WHAT IS REQUIRED —
Extract each line of the material that follows exactly and omit its pictures.

Dataset records
-=-=-
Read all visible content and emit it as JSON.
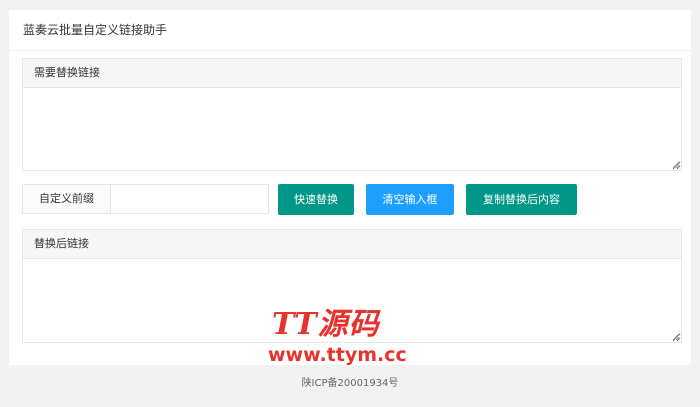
{
  "app": {
    "title": "蓝奏云批量自定义链接助手"
  },
  "source_panel": {
    "label": "需要替换链接",
    "value": "",
    "placeholder": ""
  },
  "prefix": {
    "label": "自定义前缀",
    "value": "",
    "placeholder": ""
  },
  "buttons": {
    "quick_replace": "快速替换",
    "clear_input": "清空输入框",
    "copy_result": "复制替换后内容"
  },
  "result_panel": {
    "label": "替换后链接",
    "value": "",
    "placeholder": ""
  },
  "footer": {
    "icp": "陕ICP备20001934号"
  },
  "watermark": {
    "brand": "TT源码",
    "url": "www.ttym.cc"
  },
  "colors": {
    "primary_green": "#009688",
    "normal_blue": "#1e9fff",
    "watermark_red": "#e8332c"
  }
}
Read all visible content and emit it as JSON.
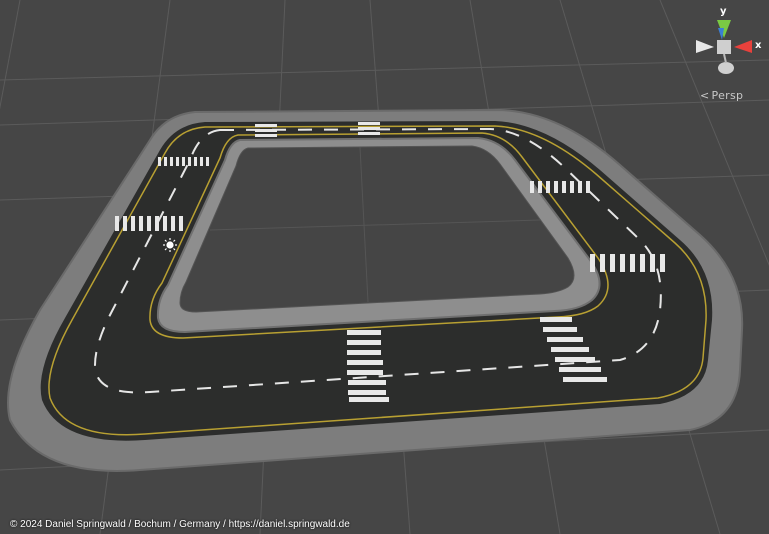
{
  "scene": {
    "view_mode": "Persp",
    "gizmo": {
      "y_label": "y",
      "x_label": "x"
    },
    "colors": {
      "background": "#464646",
      "grid_line": "#5c5c5c",
      "curb": "#8a8a8a",
      "curb_dark": "#6e6e6e",
      "asphalt": "#2a2b2a",
      "edge_line": "#b8a032",
      "lane_marking": "#e8e8e8",
      "gizmo_y": "#7ac943",
      "gizmo_x": "#e8413c",
      "gizmo_z": "#3a7fd5"
    },
    "objects": [
      "light-icon",
      "road-track"
    ]
  },
  "footer": {
    "copyright": "© 2024 Daniel Springwald / Bochum / Germany / https://daniel.springwald.de"
  }
}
-=-=-
SOLVED PROBLEM —
Read all visible content and emit it as JSON.
{
  "app": {
    "title": "蓝奏云批量自定义链接助手"
  },
  "source_panel": {
    "label": "需要替换链接",
    "value": "",
    "placeholder": ""
  },
  "prefix": {
    "label": "自定义前缀",
    "value": "",
    "placeholder": ""
  },
  "buttons": {
    "quick_replace": "快速替换",
    "clear_input": "清空输入框",
    "copy_result": "复制替换后内容"
  },
  "result_panel": {
    "label": "替换后链接",
    "value": "",
    "placeholder": ""
  },
  "footer": {
    "icp": "陕ICP备20001934号"
  },
  "watermark": {
    "brand": "TT源码",
    "url": "www.ttym.cc"
  },
  "colors": {
    "primary_green": "#009688",
    "normal_blue": "#1e9fff",
    "watermark_red": "#e8332c"
  }
}
Read all visible content and emit it as JSON.
{
  "scene": {
    "view_mode": "Persp",
    "gizmo": {
      "y_label": "y",
      "x_label": "x"
    },
    "colors": {
      "background": "#464646",
      "grid_line": "#5c5c5c",
      "curb": "#8a8a8a",
      "curb_dark": "#6e6e6e",
      "asphalt": "#2a2b2a",
      "edge_line": "#b8a032",
      "lane_marking": "#e8e8e8",
      "gizmo_y": "#7ac943",
      "gizmo_x": "#e8413c",
      "gizmo_z": "#3a7fd5"
    },
    "objects": [
      "light-icon",
      "road-track"
    ]
  },
  "footer": {
    "copyright": "© 2024 Daniel Springwald / Bochum / Germany / https://daniel.springwald.de"
  }
}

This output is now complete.